(Dataset excerpts)

........

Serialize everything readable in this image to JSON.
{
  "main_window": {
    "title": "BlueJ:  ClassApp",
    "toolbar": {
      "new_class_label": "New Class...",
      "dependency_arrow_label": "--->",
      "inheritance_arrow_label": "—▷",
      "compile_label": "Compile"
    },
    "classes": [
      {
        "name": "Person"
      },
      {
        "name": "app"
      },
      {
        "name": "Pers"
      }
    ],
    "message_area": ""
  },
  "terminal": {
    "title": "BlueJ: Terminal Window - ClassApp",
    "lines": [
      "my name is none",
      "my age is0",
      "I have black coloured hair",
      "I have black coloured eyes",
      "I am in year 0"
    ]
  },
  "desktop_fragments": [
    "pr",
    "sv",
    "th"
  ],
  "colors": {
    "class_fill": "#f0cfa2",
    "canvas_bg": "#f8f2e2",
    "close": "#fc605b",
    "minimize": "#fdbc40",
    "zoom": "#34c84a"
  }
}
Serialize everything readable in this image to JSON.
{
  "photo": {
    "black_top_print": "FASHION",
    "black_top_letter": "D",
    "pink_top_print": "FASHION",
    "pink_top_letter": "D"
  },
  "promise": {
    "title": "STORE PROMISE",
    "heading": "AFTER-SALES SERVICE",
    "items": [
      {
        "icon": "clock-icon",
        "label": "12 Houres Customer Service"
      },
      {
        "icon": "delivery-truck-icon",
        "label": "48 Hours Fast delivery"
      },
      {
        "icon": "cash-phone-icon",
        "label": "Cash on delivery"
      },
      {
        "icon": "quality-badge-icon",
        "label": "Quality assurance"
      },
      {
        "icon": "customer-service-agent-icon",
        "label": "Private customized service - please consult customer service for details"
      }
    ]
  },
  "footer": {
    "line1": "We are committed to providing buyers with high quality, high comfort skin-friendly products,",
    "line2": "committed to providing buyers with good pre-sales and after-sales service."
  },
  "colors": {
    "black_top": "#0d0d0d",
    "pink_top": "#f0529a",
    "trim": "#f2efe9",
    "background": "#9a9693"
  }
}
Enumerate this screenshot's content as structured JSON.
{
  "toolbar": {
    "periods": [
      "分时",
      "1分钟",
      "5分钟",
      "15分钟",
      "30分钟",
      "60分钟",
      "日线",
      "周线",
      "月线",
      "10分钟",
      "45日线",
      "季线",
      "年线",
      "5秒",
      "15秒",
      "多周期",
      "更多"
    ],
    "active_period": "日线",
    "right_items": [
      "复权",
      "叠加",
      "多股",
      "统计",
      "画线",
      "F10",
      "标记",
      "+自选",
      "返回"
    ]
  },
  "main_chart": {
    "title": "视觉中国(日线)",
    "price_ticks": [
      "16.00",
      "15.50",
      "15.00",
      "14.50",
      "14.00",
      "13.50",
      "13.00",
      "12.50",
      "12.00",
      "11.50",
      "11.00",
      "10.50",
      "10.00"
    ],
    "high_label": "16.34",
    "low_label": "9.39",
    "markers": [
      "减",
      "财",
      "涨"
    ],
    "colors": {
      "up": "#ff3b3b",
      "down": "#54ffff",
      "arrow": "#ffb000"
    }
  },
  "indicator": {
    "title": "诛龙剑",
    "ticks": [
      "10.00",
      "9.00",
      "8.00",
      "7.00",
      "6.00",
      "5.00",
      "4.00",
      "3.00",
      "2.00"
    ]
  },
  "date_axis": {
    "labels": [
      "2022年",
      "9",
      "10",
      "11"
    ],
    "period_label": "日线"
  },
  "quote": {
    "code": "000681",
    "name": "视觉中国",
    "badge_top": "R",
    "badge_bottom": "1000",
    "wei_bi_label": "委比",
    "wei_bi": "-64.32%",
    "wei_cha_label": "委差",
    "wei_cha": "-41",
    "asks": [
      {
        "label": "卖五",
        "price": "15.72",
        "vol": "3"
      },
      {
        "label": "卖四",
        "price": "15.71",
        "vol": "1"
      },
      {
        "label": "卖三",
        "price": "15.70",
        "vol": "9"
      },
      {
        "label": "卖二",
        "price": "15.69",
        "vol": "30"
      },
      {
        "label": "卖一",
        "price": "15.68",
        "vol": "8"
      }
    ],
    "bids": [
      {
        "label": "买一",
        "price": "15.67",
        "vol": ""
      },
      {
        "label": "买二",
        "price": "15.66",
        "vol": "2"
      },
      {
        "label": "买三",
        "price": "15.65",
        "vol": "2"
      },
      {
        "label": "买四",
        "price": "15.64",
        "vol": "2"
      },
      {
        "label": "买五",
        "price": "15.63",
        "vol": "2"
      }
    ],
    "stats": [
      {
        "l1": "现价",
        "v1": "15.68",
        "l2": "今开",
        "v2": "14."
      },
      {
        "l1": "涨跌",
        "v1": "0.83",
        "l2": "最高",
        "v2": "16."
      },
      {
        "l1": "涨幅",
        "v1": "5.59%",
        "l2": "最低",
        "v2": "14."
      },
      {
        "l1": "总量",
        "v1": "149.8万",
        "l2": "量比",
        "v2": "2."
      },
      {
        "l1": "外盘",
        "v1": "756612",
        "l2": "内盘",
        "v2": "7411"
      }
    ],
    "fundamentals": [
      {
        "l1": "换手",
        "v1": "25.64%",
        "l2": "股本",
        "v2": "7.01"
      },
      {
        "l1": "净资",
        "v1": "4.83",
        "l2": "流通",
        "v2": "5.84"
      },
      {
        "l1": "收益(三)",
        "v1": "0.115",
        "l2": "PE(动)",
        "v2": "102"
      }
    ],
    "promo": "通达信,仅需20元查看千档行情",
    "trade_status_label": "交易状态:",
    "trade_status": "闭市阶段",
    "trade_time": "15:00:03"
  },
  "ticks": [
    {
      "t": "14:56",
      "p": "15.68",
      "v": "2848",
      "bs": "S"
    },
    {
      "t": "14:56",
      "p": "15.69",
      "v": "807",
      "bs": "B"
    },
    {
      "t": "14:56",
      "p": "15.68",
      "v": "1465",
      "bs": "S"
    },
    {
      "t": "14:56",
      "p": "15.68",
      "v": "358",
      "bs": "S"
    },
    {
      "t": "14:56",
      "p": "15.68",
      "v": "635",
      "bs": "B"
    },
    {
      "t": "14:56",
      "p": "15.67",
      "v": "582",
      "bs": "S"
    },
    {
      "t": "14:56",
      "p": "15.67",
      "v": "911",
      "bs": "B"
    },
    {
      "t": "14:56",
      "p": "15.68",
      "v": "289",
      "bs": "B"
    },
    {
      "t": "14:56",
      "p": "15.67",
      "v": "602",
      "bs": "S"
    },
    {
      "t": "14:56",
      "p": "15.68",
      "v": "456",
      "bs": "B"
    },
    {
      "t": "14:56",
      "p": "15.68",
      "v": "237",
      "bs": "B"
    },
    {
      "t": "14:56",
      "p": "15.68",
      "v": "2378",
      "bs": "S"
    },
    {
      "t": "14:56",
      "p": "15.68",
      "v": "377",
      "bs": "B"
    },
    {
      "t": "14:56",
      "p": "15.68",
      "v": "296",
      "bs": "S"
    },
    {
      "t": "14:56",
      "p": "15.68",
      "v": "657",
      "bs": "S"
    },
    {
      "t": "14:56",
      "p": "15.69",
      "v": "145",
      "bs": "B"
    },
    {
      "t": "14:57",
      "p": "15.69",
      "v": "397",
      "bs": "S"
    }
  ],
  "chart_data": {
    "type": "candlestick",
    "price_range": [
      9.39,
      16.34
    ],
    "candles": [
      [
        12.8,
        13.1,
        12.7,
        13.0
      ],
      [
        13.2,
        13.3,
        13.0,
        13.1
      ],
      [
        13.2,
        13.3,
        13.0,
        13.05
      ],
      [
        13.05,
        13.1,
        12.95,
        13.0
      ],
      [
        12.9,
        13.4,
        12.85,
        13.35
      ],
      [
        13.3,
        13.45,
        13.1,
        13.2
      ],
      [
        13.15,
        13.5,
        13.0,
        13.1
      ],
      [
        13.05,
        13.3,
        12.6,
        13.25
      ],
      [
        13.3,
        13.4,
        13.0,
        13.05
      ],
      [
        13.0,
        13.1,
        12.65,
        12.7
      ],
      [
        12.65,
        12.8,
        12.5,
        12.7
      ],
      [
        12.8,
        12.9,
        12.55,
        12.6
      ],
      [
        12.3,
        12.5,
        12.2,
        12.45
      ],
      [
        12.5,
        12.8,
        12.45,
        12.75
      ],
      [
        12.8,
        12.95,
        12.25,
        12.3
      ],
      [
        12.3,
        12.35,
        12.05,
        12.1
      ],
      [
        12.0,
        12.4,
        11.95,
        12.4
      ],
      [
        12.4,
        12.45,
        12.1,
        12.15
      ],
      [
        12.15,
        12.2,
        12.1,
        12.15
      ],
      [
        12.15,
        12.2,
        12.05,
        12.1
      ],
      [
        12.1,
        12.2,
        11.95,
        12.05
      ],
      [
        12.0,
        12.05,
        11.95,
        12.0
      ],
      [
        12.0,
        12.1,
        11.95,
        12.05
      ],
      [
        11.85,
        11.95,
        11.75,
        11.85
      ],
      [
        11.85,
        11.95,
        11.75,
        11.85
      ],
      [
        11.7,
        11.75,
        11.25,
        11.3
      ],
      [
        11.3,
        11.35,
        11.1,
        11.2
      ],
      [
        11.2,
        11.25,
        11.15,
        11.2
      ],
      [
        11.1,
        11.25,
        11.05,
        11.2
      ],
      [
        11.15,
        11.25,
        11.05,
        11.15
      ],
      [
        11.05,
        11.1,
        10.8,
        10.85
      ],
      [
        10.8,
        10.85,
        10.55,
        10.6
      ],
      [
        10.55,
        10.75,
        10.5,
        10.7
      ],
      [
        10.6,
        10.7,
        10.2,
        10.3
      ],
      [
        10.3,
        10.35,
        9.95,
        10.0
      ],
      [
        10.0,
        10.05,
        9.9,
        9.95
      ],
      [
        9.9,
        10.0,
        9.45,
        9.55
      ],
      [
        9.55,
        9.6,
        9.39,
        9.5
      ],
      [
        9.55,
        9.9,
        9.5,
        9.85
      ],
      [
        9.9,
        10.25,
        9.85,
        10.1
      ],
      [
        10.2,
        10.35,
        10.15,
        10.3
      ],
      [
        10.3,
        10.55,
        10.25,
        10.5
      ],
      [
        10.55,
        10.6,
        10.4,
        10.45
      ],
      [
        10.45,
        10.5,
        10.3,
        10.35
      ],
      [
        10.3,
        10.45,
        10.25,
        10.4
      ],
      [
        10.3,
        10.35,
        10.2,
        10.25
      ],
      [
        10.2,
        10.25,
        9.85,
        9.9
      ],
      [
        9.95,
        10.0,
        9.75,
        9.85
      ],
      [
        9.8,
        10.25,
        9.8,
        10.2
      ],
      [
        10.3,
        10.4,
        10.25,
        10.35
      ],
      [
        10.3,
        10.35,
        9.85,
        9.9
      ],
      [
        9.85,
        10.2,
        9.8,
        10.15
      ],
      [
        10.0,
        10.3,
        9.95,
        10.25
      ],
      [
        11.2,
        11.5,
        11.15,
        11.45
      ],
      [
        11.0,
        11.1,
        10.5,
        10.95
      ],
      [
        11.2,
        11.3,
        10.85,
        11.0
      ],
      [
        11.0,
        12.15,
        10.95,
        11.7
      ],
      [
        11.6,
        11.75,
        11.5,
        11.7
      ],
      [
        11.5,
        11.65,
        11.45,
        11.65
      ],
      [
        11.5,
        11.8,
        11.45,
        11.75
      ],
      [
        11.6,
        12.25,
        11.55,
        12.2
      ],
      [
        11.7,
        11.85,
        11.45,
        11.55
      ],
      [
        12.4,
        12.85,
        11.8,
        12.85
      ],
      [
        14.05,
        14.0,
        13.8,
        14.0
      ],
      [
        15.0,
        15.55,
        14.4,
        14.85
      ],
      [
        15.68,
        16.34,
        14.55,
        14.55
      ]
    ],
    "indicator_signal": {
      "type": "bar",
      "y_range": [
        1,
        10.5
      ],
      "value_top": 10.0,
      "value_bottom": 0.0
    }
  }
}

........

Copy each line from the data above that includes "providing".

Finished exercise
    "line1": "We are committed to providing buyers with high quality, high comfort skin-friendly products,",
    "line2": "committed to providing buyers with good pre-sales and after-sales service."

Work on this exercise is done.